**RECORDS FOR THIS EXERCISE**

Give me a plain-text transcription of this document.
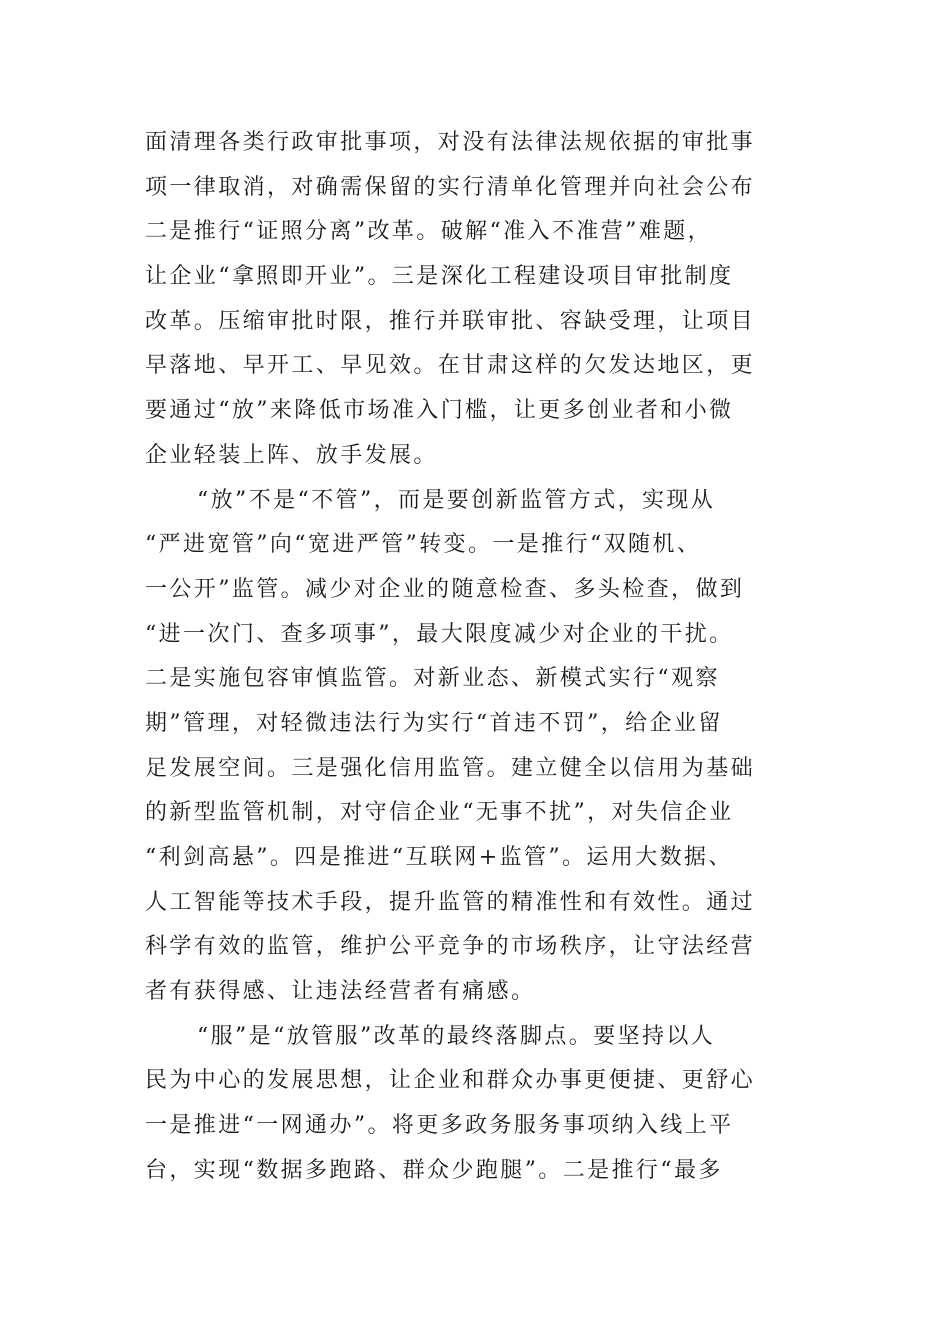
面清理各类行政审批事项，对没有法律法规依据的审批事
项一律取消，对确需保留的实行清单化管理并向社会公布
二是推行“证照分离”改革。破解“准入不准营”难题，
让企业“拿照即开业”。三是深化工程建设项目审批制度
改革。压缩审批时限，推行并联审批、容缺受理，让项目
早落地、早开工、早见效。在甘肃这样的欠发达地区，更
要通过“放”来降低市场准入门槛，让更多创业者和小微
企业轻装上阵、放手发展。
“放”不是“不管”，而是要创新监管方式，实现从
“严进宽管”向“宽进严管”转变。一是推行“双随机、
一公开”监管。减少对企业的随意检查、多头检查，做到
“进一次门、查多项事”，最大限度减少对企业的干扰。
二是实施包容审慎监管。对新业态、新模式实行“观察
期”管理，对轻微违法行为实行“首违不罚”，给企业留
足发展空间。三是强化信用监管。建立健全以信用为基础
的新型监管机制，对守信企业“无事不扰”，对失信企业
“利剑高悬”。四是推进“互联网+监管”。运用大数据、
人工智能等技术手段，提升监管的精准性和有效性。通过
科学有效的监管，维护公平竞争的市场秩序，让守法经营
者有获得感、让违法经营者有痛感。
“服”是“放管服”改革的最终落脚点。要坚持以人
民为中心的发展思想，让企业和群众办事更便捷、更舒心
一是推进“一网通办”。将更多政务服务事项纳入线上平
台，实现“数据多跑路、群众少跑腿”。二是推行“最多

**DESCRIPTION OF THE TASK**
Without including the pictures, reproduce all entries exactly.

**RESPONSE TO THE TASK**
Give me a plain-text transcription of this document.
面清理各类行政审批事项，对没有法律法规依据的审批事
项一律取消，对确需保留的实行清单化管理并向社会公布
二是推行“证照分离”改革。破解“准入不准营”难题，
让企业“拿照即开业”。三是深化工程建设项目审批制度
改革。压缩审批时限，推行并联审批、容缺受理，让项目
早落地、早开工、早见效。在甘肃这样的欠发达地区，更
要通过“放”来降低市场准入门槛，让更多创业者和小微
企业轻装上阵、放手发展。
“放”不是“不管”，而是要创新监管方式，实现从
“严进宽管”向“宽进严管”转变。一是推行“双随机、
一公开”监管。减少对企业的随意检查、多头检查，做到
“进一次门、查多项事”，最大限度减少对企业的干扰。
二是实施包容审慎监管。对新业态、新模式实行“观察
期”管理，对轻微违法行为实行“首违不罚”，给企业留
足发展空间。三是强化信用监管。建立健全以信用为基础
的新型监管机制，对守信企业“无事不扰”，对失信企业
“利剑高悬”。四是推进“互联网+监管”。运用大数据、
人工智能等技术手段，提升监管的精准性和有效性。通过
科学有效的监管，维护公平竞争的市场秩序，让守法经营
者有获得感、让违法经营者有痛感。
“服”是“放管服”改革的最终落脚点。要坚持以人
民为中心的发展思想，让企业和群众办事更便捷、更舒心
一是推进“一网通办”。将更多政务服务事项纳入线上平
台，实现“数据多跑路、群众少跑腿”。二是推行“最多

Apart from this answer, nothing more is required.